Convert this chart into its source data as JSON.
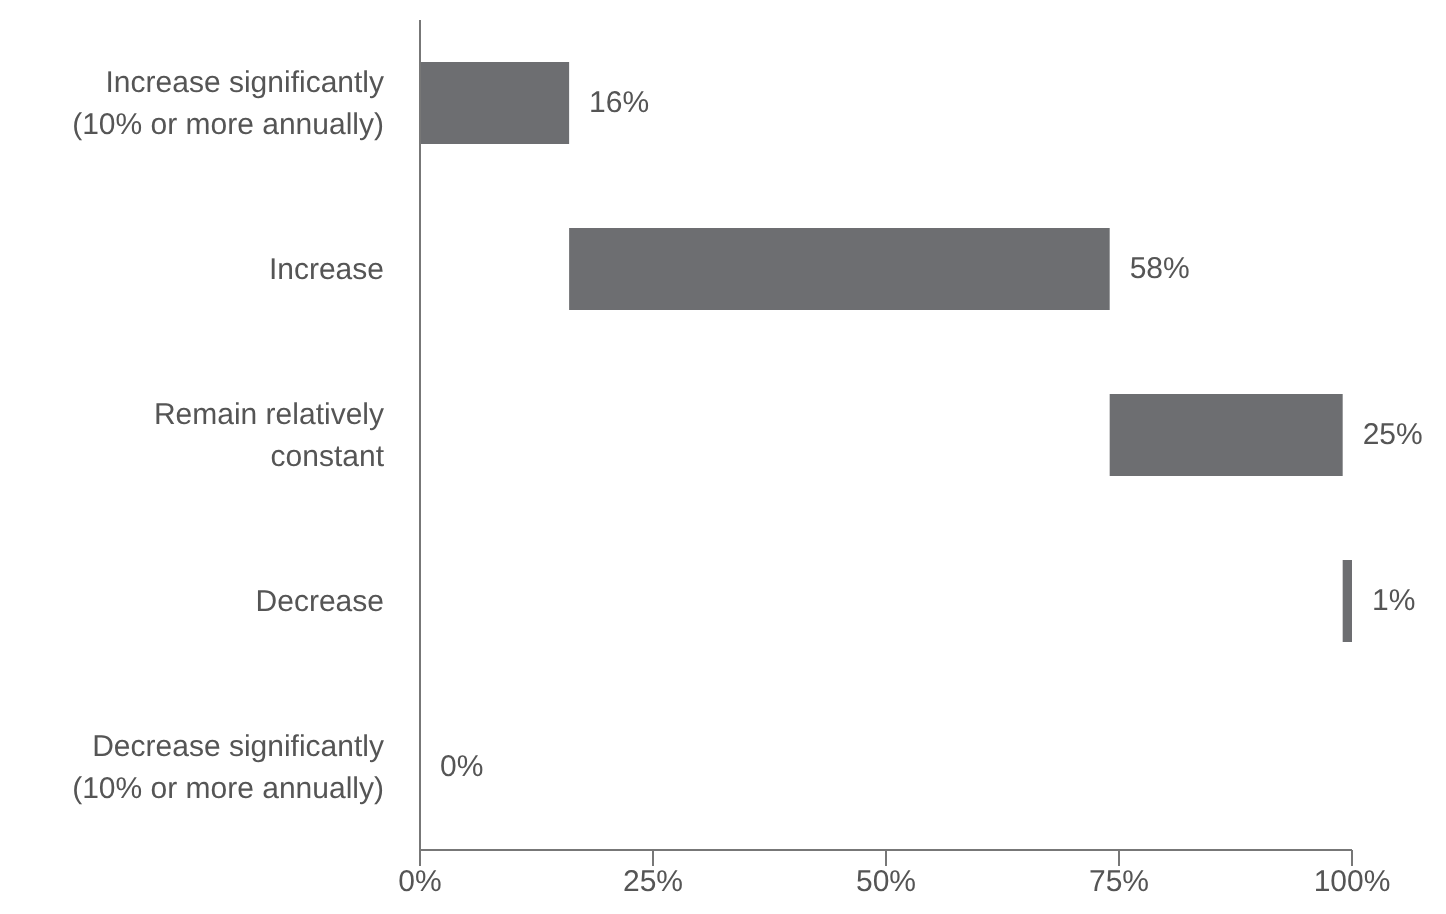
{
  "chart_data": {
    "type": "bar",
    "orientation": "horizontal",
    "categories": [
      "Increase significantly (10% or more annually)",
      "Increase",
      "Remain relatively constant",
      "Decrease",
      "Decrease significantly (10% or more annually)"
    ],
    "values": [
      16,
      58,
      25,
      1,
      0
    ],
    "base": [
      0,
      16,
      74,
      99,
      null
    ],
    "value_labels": [
      "16%",
      "58%",
      "25%",
      "1%",
      "0%"
    ],
    "color": "#6d6e71",
    "xlim": [
      0,
      100
    ],
    "xticks": [
      {
        "value": 0,
        "label": "0%"
      },
      {
        "value": 25,
        "label": "25%"
      },
      {
        "value": 50,
        "label": "50%"
      },
      {
        "value": 75,
        "label": "75%"
      },
      {
        "value": 100,
        "label": "100%"
      }
    ],
    "grid": false,
    "legend": false
  }
}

*-*-*

• _BRIEF_
Look through the entries above and report each line where the string "Increase" occurs.

• _ANSWER IN FULL_
      "Increase significantly (10% or more annually)",
      "Increase",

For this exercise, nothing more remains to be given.